▶ [Problem requirements]: Check each line for the string "code". Give only the count of lines that have it.
========================================================================
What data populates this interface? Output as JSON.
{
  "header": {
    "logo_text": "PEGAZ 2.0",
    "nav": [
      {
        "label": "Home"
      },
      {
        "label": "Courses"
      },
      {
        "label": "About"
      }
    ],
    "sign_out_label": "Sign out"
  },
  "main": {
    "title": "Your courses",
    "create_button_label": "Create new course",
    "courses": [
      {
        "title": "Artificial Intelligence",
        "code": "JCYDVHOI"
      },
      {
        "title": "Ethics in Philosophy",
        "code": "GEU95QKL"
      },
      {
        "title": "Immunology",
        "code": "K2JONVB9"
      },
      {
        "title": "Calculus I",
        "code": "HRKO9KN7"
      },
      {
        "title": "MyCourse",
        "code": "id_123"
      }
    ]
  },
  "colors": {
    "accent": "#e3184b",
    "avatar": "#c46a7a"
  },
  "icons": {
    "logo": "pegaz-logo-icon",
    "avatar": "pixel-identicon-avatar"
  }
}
========================================================================
▶ [Task result]: 5